## What you will do
Each record below is to be copied word for word, with pictures removed.

Extracted records
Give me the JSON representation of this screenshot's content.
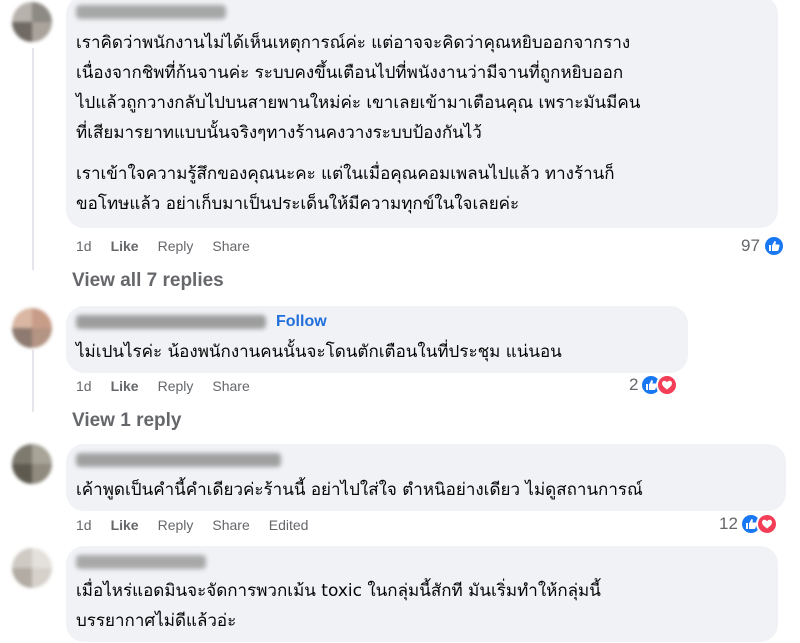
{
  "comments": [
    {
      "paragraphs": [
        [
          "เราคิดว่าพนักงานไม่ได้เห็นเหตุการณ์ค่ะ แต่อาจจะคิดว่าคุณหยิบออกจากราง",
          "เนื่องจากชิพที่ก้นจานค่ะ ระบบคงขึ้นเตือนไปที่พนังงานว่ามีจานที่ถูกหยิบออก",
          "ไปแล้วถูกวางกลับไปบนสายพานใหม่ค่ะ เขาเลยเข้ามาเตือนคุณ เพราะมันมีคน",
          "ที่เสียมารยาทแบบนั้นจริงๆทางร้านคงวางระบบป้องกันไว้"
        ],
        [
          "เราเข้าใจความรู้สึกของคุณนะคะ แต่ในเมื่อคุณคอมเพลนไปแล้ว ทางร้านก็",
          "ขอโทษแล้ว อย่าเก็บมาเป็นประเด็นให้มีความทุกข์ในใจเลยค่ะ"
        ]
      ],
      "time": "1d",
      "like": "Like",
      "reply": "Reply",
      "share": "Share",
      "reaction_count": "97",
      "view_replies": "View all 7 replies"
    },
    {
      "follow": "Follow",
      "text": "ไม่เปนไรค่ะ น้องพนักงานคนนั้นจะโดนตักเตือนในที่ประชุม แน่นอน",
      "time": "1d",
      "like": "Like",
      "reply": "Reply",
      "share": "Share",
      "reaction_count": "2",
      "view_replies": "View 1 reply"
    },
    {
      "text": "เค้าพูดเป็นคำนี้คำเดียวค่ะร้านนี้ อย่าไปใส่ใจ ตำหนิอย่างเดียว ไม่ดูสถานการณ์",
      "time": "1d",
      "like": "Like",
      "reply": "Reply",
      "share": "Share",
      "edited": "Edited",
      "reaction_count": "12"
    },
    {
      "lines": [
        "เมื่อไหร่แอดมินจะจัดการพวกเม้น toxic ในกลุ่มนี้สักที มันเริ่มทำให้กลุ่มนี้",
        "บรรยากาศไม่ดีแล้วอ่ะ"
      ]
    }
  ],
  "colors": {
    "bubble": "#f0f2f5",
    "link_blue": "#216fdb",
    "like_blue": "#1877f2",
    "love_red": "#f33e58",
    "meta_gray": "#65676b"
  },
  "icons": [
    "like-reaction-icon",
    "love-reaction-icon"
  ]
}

## Solution to this exercise
Give me the JSON representation of this screenshot's content.
{
  "comments": [
    {
      "paragraphs": [
        [
          "เราคิดว่าพนักงานไม่ได้เห็นเหตุการณ์ค่ะ แต่อาจจะคิดว่าคุณหยิบออกจากราง",
          "เนื่องจากชิพที่ก้นจานค่ะ ระบบคงขึ้นเตือนไปที่พนังงานว่ามีจานที่ถูกหยิบออก",
          "ไปแล้วถูกวางกลับไปบนสายพานใหม่ค่ะ เขาเลยเข้ามาเตือนคุณ เพราะมันมีคน",
          "ที่เสียมารยาทแบบนั้นจริงๆทางร้านคงวางระบบป้องกันไว้"
        ],
        [
          "เราเข้าใจความรู้สึกของคุณนะคะ แต่ในเมื่อคุณคอมเพลนไปแล้ว ทางร้านก็",
          "ขอโทษแล้ว อย่าเก็บมาเป็นประเด็นให้มีความทุกข์ในใจเลยค่ะ"
        ]
      ],
      "time": "1d",
      "like": "Like",
      "reply": "Reply",
      "share": "Share",
      "reaction_count": "97",
      "view_replies": "View all 7 replies"
    },
    {
      "follow": "Follow",
      "text": "ไม่เปนไรค่ะ น้องพนักงานคนนั้นจะโดนตักเตือนในที่ประชุม แน่นอน",
      "time": "1d",
      "like": "Like",
      "reply": "Reply",
      "share": "Share",
      "reaction_count": "2",
      "view_replies": "View 1 reply"
    },
    {
      "text": "เค้าพูดเป็นคำนี้คำเดียวค่ะร้านนี้ อย่าไปใส่ใจ ตำหนิอย่างเดียว ไม่ดูสถานการณ์",
      "time": "1d",
      "like": "Like",
      "reply": "Reply",
      "share": "Share",
      "edited": "Edited",
      "reaction_count": "12"
    },
    {
      "lines": [
        "เมื่อไหร่แอดมินจะจัดการพวกเม้น toxic ในกลุ่มนี้สักที มันเริ่มทำให้กลุ่มนี้",
        "บรรยากาศไม่ดีแล้วอ่ะ"
      ]
    }
  ],
  "colors": {
    "bubble": "#f0f2f5",
    "link_blue": "#216fdb",
    "like_blue": "#1877f2",
    "love_red": "#f33e58",
    "meta_gray": "#65676b"
  },
  "icons": [
    "like-reaction-icon",
    "love-reaction-icon"
  ]
}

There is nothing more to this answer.